# ITEMS
'''

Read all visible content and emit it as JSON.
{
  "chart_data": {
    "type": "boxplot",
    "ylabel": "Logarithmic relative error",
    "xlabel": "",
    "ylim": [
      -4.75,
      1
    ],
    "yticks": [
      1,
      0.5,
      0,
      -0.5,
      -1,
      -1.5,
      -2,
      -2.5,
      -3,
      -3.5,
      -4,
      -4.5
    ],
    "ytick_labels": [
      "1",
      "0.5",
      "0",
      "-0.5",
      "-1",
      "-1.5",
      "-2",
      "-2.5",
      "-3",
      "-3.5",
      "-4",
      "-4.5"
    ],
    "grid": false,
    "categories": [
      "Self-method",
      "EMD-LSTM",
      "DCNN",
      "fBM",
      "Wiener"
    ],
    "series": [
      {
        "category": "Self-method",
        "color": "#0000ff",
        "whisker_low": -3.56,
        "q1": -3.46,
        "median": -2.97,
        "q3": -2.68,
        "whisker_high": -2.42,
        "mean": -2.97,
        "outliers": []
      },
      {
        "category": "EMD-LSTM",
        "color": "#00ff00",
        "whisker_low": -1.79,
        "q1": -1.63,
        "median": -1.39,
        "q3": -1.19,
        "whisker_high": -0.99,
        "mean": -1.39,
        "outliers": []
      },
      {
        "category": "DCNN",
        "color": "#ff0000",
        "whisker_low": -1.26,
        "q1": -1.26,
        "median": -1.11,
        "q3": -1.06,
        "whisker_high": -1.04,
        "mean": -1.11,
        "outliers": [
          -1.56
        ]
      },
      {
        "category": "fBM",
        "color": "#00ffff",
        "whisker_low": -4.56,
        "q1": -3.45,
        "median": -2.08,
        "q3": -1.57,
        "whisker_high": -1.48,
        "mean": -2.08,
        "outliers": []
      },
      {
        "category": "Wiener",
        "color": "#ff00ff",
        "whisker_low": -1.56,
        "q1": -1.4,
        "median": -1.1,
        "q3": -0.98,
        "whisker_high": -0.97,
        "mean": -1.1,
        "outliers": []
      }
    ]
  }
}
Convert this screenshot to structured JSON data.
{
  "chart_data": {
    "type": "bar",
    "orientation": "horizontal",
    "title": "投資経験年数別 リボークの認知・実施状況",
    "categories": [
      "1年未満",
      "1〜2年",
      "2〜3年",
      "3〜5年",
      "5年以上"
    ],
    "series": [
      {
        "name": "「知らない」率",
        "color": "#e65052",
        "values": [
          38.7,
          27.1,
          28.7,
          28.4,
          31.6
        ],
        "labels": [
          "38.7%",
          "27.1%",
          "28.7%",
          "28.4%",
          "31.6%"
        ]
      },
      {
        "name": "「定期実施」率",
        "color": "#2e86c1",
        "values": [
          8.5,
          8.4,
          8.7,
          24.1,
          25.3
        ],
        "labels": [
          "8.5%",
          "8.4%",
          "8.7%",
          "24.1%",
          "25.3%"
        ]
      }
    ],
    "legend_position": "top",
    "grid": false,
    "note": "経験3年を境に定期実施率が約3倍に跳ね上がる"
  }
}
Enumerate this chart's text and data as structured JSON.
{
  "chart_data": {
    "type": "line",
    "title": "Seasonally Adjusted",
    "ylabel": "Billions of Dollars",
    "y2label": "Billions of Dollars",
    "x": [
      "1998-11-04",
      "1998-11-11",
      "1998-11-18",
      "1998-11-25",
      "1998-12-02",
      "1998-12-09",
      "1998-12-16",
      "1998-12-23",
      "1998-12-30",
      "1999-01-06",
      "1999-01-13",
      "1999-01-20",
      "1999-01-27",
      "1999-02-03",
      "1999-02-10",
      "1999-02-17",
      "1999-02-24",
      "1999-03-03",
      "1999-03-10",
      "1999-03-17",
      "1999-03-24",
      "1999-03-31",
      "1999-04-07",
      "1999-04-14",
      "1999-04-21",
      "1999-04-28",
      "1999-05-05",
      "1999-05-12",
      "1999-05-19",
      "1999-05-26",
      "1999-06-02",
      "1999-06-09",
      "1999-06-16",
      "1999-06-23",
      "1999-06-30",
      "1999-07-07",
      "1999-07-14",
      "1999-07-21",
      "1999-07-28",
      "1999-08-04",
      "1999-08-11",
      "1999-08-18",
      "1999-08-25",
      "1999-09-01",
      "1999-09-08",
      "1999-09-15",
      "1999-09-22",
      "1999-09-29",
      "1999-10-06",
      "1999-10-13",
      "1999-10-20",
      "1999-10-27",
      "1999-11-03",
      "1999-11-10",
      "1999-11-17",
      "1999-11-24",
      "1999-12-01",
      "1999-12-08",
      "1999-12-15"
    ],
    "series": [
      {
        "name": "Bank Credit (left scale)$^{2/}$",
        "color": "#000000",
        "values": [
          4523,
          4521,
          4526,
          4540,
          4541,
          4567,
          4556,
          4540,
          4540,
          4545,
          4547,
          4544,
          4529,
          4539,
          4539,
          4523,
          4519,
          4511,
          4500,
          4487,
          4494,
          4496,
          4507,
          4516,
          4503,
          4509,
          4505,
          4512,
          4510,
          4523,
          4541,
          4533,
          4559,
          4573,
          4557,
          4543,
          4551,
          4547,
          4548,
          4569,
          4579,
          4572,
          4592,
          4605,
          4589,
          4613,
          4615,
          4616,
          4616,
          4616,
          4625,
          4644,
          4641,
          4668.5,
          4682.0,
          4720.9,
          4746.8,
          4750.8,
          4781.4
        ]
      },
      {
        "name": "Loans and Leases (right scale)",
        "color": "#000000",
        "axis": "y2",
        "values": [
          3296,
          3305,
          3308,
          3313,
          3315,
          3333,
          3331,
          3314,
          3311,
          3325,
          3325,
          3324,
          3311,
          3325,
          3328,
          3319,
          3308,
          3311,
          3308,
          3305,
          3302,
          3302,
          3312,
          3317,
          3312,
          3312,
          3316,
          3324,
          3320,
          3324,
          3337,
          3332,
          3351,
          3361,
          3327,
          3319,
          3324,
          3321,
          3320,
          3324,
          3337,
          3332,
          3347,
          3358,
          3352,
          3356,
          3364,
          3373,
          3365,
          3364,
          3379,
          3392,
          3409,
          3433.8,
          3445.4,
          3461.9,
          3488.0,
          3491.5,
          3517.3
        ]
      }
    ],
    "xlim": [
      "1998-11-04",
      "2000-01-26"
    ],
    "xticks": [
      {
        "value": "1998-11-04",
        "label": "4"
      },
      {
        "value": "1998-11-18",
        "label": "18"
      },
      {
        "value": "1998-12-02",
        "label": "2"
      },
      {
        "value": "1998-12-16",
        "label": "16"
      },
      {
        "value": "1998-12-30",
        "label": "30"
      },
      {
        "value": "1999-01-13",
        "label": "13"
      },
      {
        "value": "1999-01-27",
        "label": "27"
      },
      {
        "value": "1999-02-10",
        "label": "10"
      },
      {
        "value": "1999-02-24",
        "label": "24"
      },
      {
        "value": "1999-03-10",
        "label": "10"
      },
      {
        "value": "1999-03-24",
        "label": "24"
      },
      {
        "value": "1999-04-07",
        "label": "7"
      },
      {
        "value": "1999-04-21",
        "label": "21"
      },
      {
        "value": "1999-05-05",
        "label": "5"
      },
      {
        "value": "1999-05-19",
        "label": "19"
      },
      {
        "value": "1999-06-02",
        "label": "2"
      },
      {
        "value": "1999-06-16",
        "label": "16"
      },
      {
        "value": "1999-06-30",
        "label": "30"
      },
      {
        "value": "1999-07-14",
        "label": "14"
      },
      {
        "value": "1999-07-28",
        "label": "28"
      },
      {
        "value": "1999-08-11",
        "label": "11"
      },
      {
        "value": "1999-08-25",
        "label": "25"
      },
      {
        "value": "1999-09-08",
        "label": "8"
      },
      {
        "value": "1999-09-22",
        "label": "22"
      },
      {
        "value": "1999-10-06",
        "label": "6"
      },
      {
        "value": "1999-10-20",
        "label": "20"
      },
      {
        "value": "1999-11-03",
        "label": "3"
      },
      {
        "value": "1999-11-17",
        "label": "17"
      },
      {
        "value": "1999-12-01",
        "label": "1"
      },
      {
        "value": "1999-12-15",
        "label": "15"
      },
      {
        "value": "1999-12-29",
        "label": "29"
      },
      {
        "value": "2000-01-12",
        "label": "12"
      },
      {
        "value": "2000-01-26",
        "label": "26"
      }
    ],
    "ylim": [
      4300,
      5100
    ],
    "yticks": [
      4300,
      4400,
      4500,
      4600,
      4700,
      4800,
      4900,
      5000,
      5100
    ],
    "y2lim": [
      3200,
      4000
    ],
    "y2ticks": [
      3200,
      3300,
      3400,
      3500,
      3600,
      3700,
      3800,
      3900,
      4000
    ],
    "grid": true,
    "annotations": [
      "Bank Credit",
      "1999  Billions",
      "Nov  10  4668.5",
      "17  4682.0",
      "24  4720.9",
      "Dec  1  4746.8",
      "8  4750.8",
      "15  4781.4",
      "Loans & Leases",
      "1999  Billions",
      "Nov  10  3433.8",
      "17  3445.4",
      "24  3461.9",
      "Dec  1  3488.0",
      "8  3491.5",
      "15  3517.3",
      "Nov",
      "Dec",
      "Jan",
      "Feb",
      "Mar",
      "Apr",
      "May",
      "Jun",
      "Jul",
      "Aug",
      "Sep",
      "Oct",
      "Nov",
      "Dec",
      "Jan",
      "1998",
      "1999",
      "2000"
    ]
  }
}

'''

Pull out each line of the records holding the string "Leases".

        "name": "Loans and Leases (right scale)",
      "Loans & Leases",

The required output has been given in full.